GIRO D'ITALIA

"Tenemos un as en la manga y veremos cuándo lo sacamos", advirtió Carapaz horas antes, en la salida. Así, el escalador de El Carmelo, que ya se había impuesto en la cuarta etapa entre Orbetello y Frascati, fraguó una magnífica actuación en la segunda gran etapa de montaña con un preciso ataque en el Colle San Carlo, a casi treinta kilómetros de meta, desde donde se marchó en solitario para parar el crono en 4:02:23.

Por detrás entraron el británico Simon Yates (Mitchelton-Scott), a 1:32, y a 1:54 el grupo perseguidor de siete corredores liderado por el italiano Vincenzo Nibali (Bahrain Merida) y en el que se encontraban el español Mikel Landa (Movistar), el colombiano Miguel Ángel López (Astana) y el esloveno Primoz Roglic (Jumbo-Visma), el gran aspirante a hacerse con la 'maglia rosa' este sábado.

Carapaz, sin embargo, logró enfundarse el preciado maillot y relevar en lo más alto de la general al esloveno Jan Polanc (UAE-Team Emirates); ahora, aventaja en siete segundos a Roglic y en 1:47 a Nibali, que completan el podio provisional del Giro. Por su parte, Landa es quinto a 2:50 de su compañero de equipo. "La etapa venía muy bien a mis condiciones. Ni yo mismo me lo puedo creer, es un sueño y ahora está dando frutos todo el trabajo", señaló Carapaz tras la etapa.

SECCIÓN DE DATOS |

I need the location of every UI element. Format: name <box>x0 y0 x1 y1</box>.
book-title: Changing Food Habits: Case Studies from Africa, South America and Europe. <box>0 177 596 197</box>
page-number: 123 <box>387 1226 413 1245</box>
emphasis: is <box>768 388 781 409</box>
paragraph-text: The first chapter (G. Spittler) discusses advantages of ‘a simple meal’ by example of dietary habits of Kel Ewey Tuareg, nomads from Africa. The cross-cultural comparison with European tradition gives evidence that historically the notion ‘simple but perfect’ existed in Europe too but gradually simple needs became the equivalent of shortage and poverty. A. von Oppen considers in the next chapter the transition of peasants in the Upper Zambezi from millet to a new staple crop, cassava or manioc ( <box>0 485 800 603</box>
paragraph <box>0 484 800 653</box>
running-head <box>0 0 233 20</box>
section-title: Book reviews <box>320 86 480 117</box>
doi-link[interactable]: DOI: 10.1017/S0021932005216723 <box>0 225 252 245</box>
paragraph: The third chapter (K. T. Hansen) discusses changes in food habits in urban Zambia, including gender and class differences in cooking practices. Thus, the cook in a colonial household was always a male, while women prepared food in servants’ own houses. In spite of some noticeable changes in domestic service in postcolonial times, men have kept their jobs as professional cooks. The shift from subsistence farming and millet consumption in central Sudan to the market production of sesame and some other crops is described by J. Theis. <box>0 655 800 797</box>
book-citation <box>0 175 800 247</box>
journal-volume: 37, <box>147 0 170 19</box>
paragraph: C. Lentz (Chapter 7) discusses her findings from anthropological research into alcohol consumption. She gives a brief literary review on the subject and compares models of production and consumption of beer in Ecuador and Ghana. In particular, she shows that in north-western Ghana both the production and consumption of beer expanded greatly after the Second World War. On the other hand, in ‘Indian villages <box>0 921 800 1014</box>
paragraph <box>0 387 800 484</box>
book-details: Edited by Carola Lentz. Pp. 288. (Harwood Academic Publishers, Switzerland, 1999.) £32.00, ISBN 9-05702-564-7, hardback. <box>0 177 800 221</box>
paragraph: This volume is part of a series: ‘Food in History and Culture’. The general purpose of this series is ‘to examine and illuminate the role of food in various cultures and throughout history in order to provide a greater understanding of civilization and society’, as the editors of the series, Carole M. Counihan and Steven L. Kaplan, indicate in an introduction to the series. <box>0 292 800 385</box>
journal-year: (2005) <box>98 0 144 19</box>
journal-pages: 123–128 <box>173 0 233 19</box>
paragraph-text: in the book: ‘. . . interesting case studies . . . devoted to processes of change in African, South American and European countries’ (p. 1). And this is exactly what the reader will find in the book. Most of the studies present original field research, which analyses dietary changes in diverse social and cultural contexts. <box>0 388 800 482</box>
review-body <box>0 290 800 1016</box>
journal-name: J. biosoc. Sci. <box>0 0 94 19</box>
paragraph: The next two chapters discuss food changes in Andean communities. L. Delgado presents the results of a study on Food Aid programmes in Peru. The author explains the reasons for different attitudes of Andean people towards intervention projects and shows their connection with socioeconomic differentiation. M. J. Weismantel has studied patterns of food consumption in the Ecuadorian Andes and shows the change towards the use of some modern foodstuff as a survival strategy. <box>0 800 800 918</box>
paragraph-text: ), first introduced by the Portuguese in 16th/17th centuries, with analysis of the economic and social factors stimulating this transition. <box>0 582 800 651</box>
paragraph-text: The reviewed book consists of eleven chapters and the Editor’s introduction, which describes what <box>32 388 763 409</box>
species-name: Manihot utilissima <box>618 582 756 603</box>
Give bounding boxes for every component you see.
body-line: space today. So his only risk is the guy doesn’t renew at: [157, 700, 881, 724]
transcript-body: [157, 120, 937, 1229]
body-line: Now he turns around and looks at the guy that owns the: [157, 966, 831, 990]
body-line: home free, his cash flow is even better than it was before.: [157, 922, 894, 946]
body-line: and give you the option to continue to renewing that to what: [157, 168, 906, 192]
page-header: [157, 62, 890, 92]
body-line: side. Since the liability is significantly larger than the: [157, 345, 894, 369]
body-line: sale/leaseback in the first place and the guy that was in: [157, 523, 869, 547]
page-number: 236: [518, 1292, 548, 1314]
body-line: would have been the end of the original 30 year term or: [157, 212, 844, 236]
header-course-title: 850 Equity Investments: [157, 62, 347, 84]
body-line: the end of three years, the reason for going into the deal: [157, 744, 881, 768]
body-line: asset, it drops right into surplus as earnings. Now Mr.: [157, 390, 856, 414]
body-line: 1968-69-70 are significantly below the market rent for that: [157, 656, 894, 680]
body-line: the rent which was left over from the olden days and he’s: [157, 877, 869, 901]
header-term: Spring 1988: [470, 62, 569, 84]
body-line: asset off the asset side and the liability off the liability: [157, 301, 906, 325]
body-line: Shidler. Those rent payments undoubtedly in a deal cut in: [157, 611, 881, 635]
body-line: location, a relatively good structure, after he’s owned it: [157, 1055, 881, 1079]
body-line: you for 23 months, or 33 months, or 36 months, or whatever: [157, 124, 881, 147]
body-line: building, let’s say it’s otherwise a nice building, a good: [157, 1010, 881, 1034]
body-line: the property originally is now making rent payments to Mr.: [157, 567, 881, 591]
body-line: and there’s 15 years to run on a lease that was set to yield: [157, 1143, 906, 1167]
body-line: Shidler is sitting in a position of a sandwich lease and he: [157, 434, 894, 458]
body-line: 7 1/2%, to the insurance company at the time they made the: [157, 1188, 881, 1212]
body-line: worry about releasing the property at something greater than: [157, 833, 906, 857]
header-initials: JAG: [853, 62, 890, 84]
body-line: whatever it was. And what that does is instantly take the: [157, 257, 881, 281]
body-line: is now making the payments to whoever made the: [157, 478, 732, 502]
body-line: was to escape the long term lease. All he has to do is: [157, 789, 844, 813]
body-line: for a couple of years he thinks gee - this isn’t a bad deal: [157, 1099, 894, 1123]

LO QUE HARÁS |
1) Devuelve sin cambios el pasaje de la crónica del Giro de Italia que va desde "GIRO D'ITALIA" hasta "crono en 4:02:23.".
2) Continúa la crónica del Giro de Italia a partir de su última frase.

RESULTADOS DE TAREAS |
1)
GIRO D'ITALIA

"Tenemos un as en la manga y veremos cuándo lo sacamos", advirtió Carapaz horas antes, en la salida. Así, el escalador de El Carmelo, que ya se había impuesto en la cuarta etapa entre Orbetello y Frascati, fraguó una magnífica actuación en la segunda gran etapa de montaña con un preciso ataque en el Colle San Carlo, a casi treinta kilómetros de meta, desde donde se marchó en solitario para parar el crono en 4:02:23.

2)
En una jornada con hasta cinco puertos de montaña -dos de ellos de primera categoría, dos de segunda y uno de tercera-, el austriaco Marco Haller (Katusha-Alpecin) y el italiano Cesare Benedetti (Bora-Hansgrohe) fueron los primeros en probar fortuna con una escapada en los primeros kilómetros.

Tras ellos salieron el británico Simon Yates (Mitchelton-Scott), el segundo de la general, el esloveno Primoz Roglic (Jumbo-Visma) y Carapaz, que pronto lograron conectar con el grupo. Los ataques propiciaron un nuevo reagrupamiento.

Una docena de corredores, con Gulio Ciccone (Trek-Segafredo) a la cabeza, logró atesorar una pequeña renta en la subida al Truc d'Abre, de segunda categoría, pero la general saltó en San Carlo. Allí trató de fugarse Nibali, con Roglic, Landa, Carapaz y Miguel Ángel López respondiendo, aunque fue el ecuatoriano el que logró irse solo a falta de unos 30 kilómetros para meta.

Coronó la cumbre en solitario, con el pelotón más de seis minutos por detrás, y fue aumentando poco a poco la distancia con los perseguidores, que no pudieron más que conformarse con luchar por las posiciones de podio de la jornada.

La ronda transalpina continuará este domingo con la disputa de la decimoquinta etapa, de 232 kilómetros entre las localidades de Ivrea y Como, con unos primeros 160 kilómetros completamente planos y tres puertos de montaña -dos de segunda categoría y uno de tercera-.